## Given request
Find the string "община" in the data, then copy every line where it is found.

##### Dataset excerpts

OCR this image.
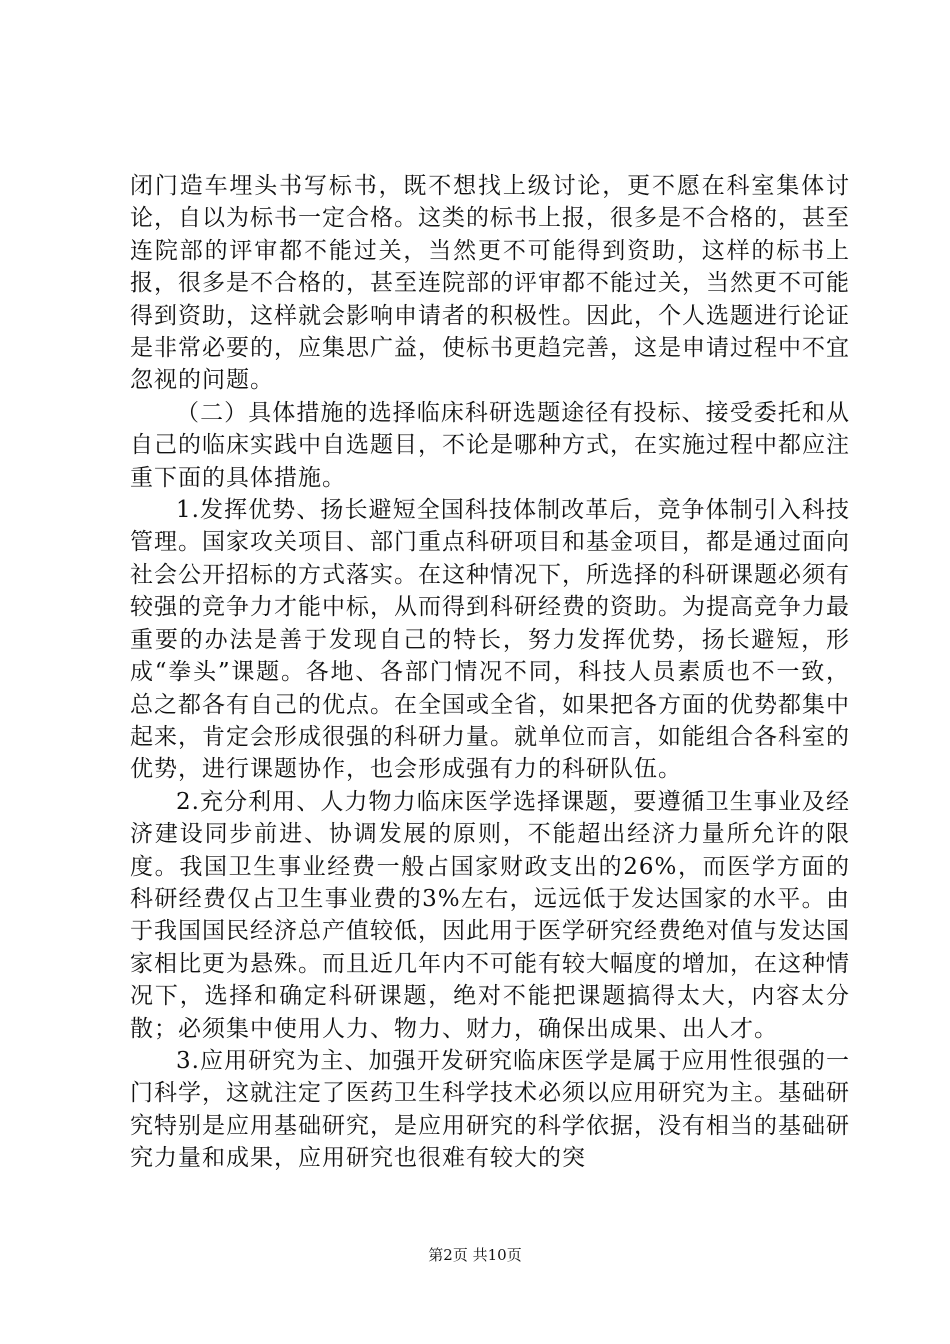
闭门造车埋头书写标书，既不想找上级讨论，更不愿在科室集体讨论，自以为标书一定合格。这类的标书上报，很多是不合格的，甚至连院部的评审都不能过关，当然更不可能得到资助，这样的标书上报，很多是不合格的，甚至连院部的评审都不能过关，当然更不可能得到资助，这样就会影响申请者的积极性。因此，个人选题进行论证是非常必要的，应集思广益，使标书更趋完善，这是申请过程中不宜忽视的问题。

（二）具体措施的选择临床科研选题途径有投标、接受委托和从自己的临床实践中自选题目，不论是哪种方式，在实施过程中都应注重下面的具体措施。

1.发挥优势、扬长避短全国科技体制改革后，竞争体制引入科技管理。国家攻关项目、部门重点科研项目和基金项目，都是通过面向社会公开招标的方式落实。在这种情况下，所选择的科研课题必须有较强的竞争力才能中标，从而得到科研经费的资助。为提高竞争力最重要的办法是善于发现自己的特长，努力发挥优势，扬长避短，形成“拳头”课题。各地、各部门情况不同，科技人员素质也不一致，总之都各有自己的优点。在全国或全省，如果把各方面的优势都集中起来，肯定会形成很强的科研力量。就单位而言，如能组合各科室的优势，进行课题协作，也会形成强有力的科研队伍。

2.充分利用、人力物力临床医学选择课题，要遵循卫生事业及经济建设同步前进、协调发展的原则，不能超出经济力量所允许的限度。我国卫生事业经费一般占国家财政支出的26%，而医学方面的科研经费仅占卫生事业费的3%左右，远远低于发达国家的水平。由于我国国民经济总产值较低，因此用于医学研究经费绝对值与发达国家相比更为悬殊。而且近几年内不可能有较大幅度的增加，在这种情况下，选择和确定科研课题，绝对不能把课题搞得太大，内容太分散；必须集中使用人力、物力、财力，确保出成果、出人才。

3.应用研究为主、加强开发研究临床医学是属于应用性很强的一门科学，这就注定了医药卫生科学技术必须以应用研究为主。基础研究特别是应用基础研究，是应用研究的科学依据，没有相当的基础研究力量和成果，应用研究也很难有较大的突

第2页 共10页
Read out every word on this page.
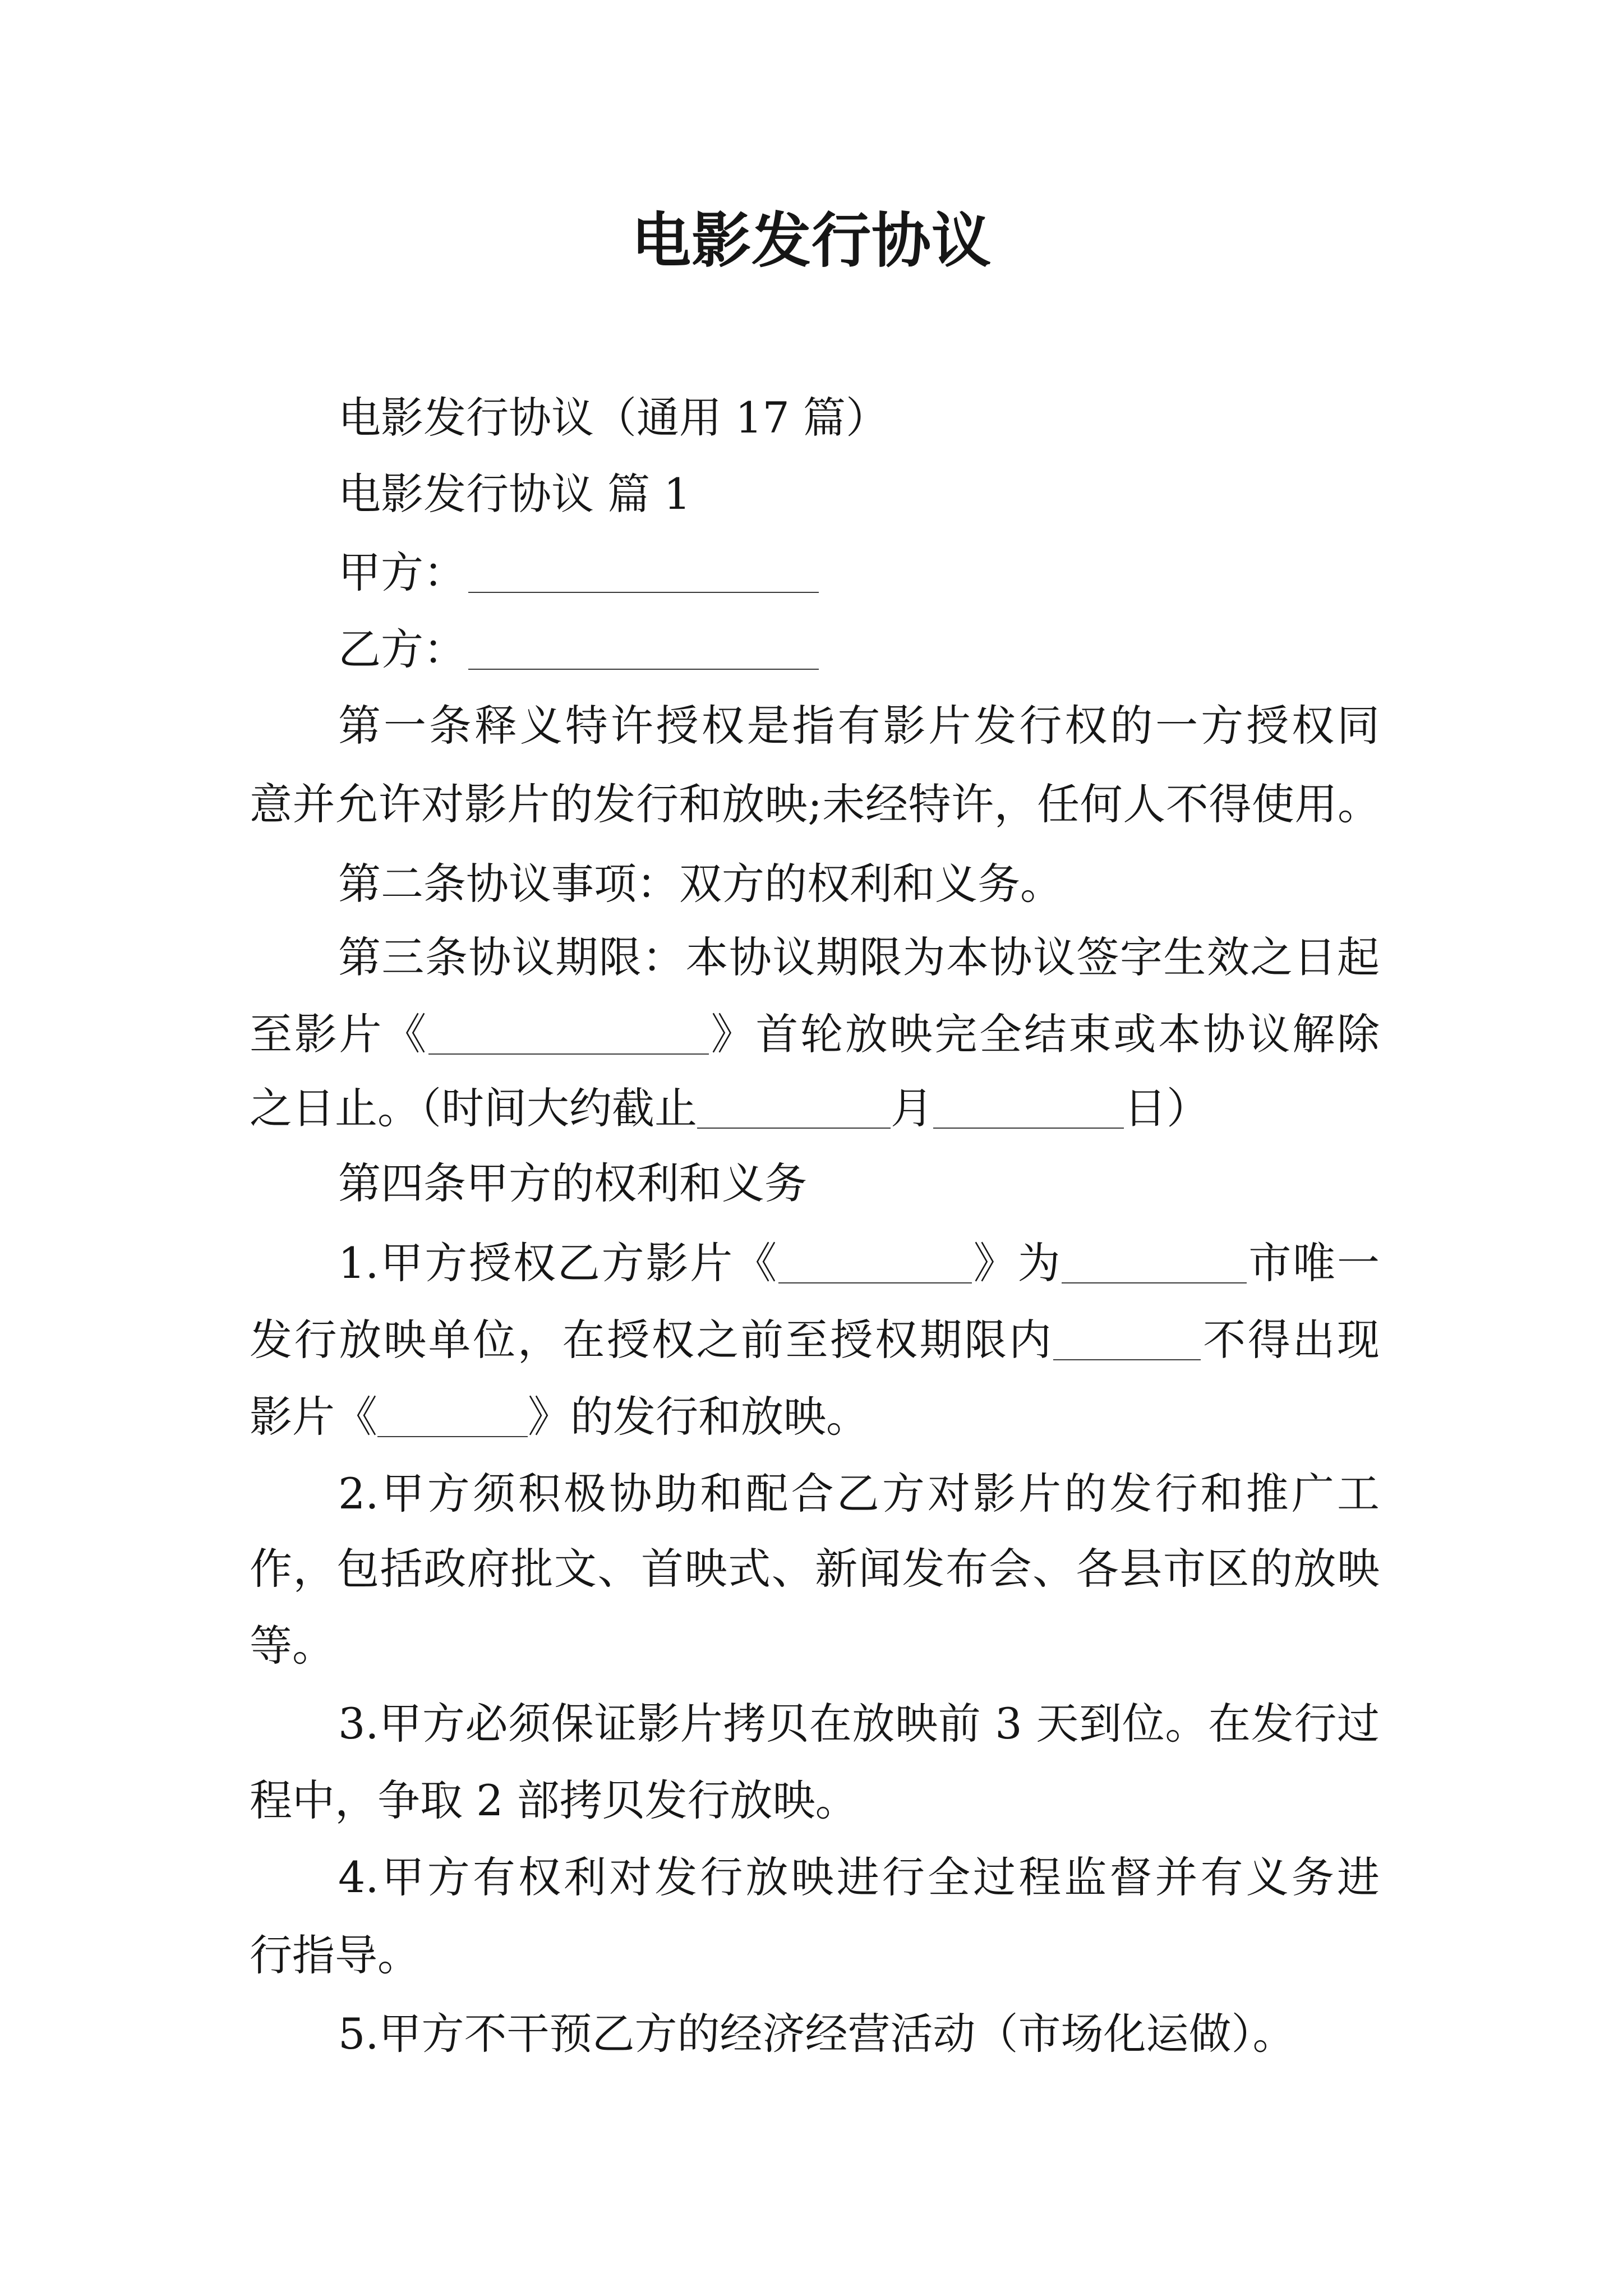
电影发行协议
电影发行协议（通用 17 篇）
电影发行协议 篇 1
甲方：
乙方：
第一条释义特许授权是指有影片发行权的一方授权同
意并允许对影片的发行和放映;未经特许，任何人不得使用。
第二条协议事项：双方的权利和义务。
第三条协议期限：本协议期限为本协议签字生效之日起
至影片《	》首轮放映完全结束或本协议解除
之日止。（时间大约截止	月	日）
第四条甲方的权利和义务
1.甲方授权乙方影片《	》为	市唯一
发行放映单位，在授权之前至授权期限内	不得出现
影片《	》的发行和放映。
2.甲方须积极协助和配合乙方对影片的发行和推广工
作，包括政府批文、首映式、新闻发布会、各县市区的放映
等。
3.甲方必须保证影片拷贝在放映前 3 天到位。在发行过
程中，争取 2 部拷贝发行放映。
4.甲方有权利对发行放映进行全过程监督并有义务进
行指导。
5.甲方不干预乙方的经济经营活动（市场化运做）。
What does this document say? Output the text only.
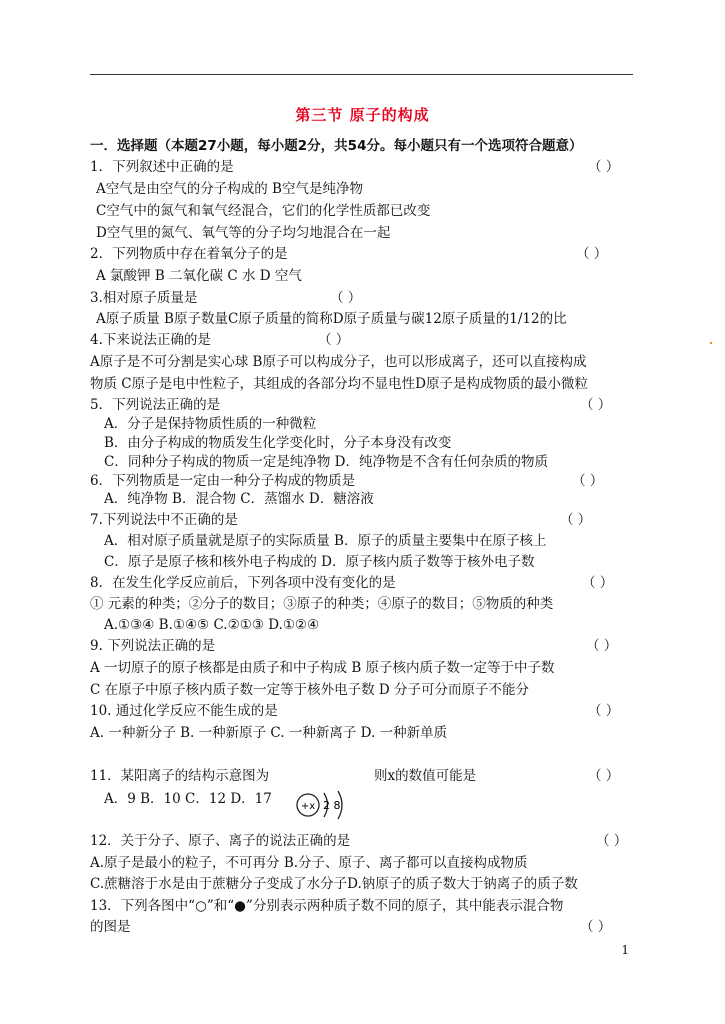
第三节 原子的构成
一．选择题（本题27小题，每小题2分，共54分。每小题只有一个选项符合题意）
1．下列叙述中正确的是
A空气是由空气的分子构成的 B空气是纯净物
C空气中的氮气和氧气经混合，它们的化学性质都已改变
D空气里的氮气、氧气等的分子均匀地混合在一起
2．下列物质中存在着氧分子的是
A 氯酸钾 B 二氧化碳 C 水 D 空气
3.相对原子质量是
A原子质量 B原子数量C原子质量的简称D原子质量与碳12原子质量的1/12的比
4.下来说法正确的是
A原子是不可分割是实心球 B原子可以构成分子，也可以形成离子，还可以直接构成
物质 C原子是电中性粒子，其组成的各部分均不显电性D原子是构成物质的最小微粒
5．下列说法正确的是
A．分子是保持物质性质的一种微粒
B．由分子构成的物质发生化学变化时，分子本身没有改变
C．同种分子构成的物质一定是纯净物 D．纯净物是不含有任何杂质的物质
6．下列物质是一定由一种分子构成的物质是
A．纯净物 B．混合物 C．蒸馏水 D．糖溶液
7.下列说法中不正确的是
A．相对原子质量就是原子的实际质量 B．原子的质量主要集中在原子核上
C．原子是原子核和核外电子构成的 D．原子核内质子数等于核外电子数
8．在发生化学反应前后，下列各项中没有变化的是
① 元素的种类；②分子的数目；③原子的种类；④原子的数目；⑤物质的种类
A.①③④ B.①④⑤ C.②①③ D.①②④
9. 下列说法正确的是
A 一切原子的原子核都是由质子和中子构成 B 原子核内质子数一定等于中子数
C 在原子中原子核内质子数一定等于核外电子数 D 分子可分而原子不能分
10. 通过化学反应不能生成的是
A. 一种新分子 B. 一种新原子 C. 一种新离子 D. 一种新单质
11．某阳离子的结构示意图为	则x的数值可能是
A．9 B．10 C．12 D．17
12．关于分子、原子、离子的说法正确的是
A.原子是最小的粒子，不可再分 B.分子、原子、离子都可以直接构成物质
C.蔗糖溶于水是由于蔗糖分子变成了水分子D.钠原子的质子数大于钠离子的质子数
13．下列各图中“○”和“●”分别表示两种质子数不同的原子，其中能表示混合物
的图是
（ ）
（ ）
（ ）
（ ）
（ ）
（ ）
（ ）
（ ）
（ ）
（ ）
（ ）
（ ）
（ ）
+x 2 8
1
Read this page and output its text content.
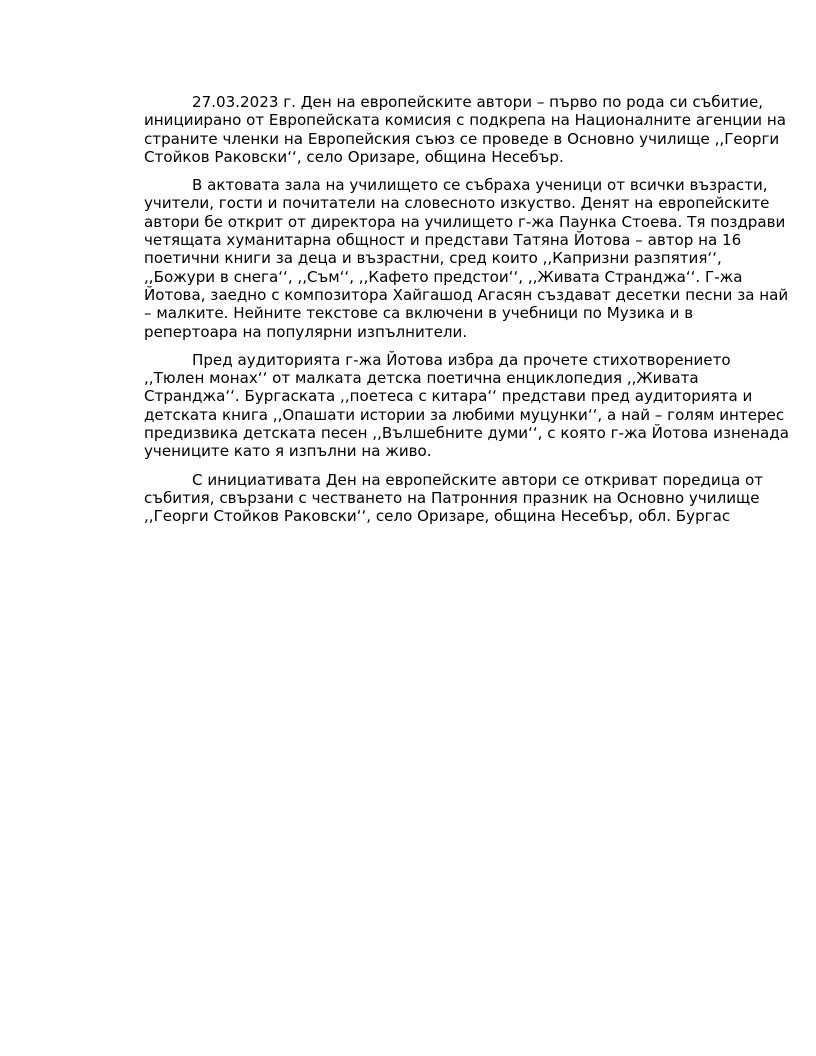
27.03.2023 г. Ден на европейските автори – първо по рода си събитие,
инициирано от Европейската комисия с подкрепа на Националните агенции на
страните членки на Европейския съюз се проведе в Основно училище ,,Георги
Стойков Раковски‘‘, село Оризаре, община Несебър.
В актовата зала на училището се събраха ученици от всички възрасти,
учители, гости и почитатели на словесното изкуство. Денят на европейските
автори бе открит от директора на училището г-жа Паунка Стоева. Тя поздрави
четящата хуманитарна общност и представи Татяна Йотова – автор на 16
поетични книги за деца и възрастни, сред които ,,Капризни разпятия‘‘,
,,Божури в снега‘‘, ,,Съм‘‘, ,,Кафето предстои‘‘, ,,Живата Странджа‘‘. Г-жа
Йотова, заедно с композитора Хайгашод Агасян създават десетки песни за най
– малките. Нейните текстове са включени в учебници по Музика и в
репертоара на популярни изпълнители.
Пред аудиторията г-жа Йотова избра да прочете стихотворението
,,Тюлен монах‘‘ от малката детска поетична енциклопедия ,,Живата
Странджа‘‘. Бургаската ,,поетеса с китара‘‘ представи пред аудиторията и
детската книга ,,Опашати истории за любими муцунки‘‘, а най – голям интерес
предизвика детската песен ,,Вълшебните думи‘‘, с която г-жа Йотова изненада
учениците като я изпълни на живо.
С инициативата Ден на европейските автори се откриват поредица от
събития, свързани с честването на Патронния празник на Основно училище
,,Георги Стойков Раковски‘‘, село Оризаре, община Несебър, обл. Бургас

##########

## Solution for this exercise
Стойков Раковски‘‘, село Оризаре, община Несебър.
,,Георги Стойков Раковски‘‘, село Оризаре, община Несебър, обл. Бургас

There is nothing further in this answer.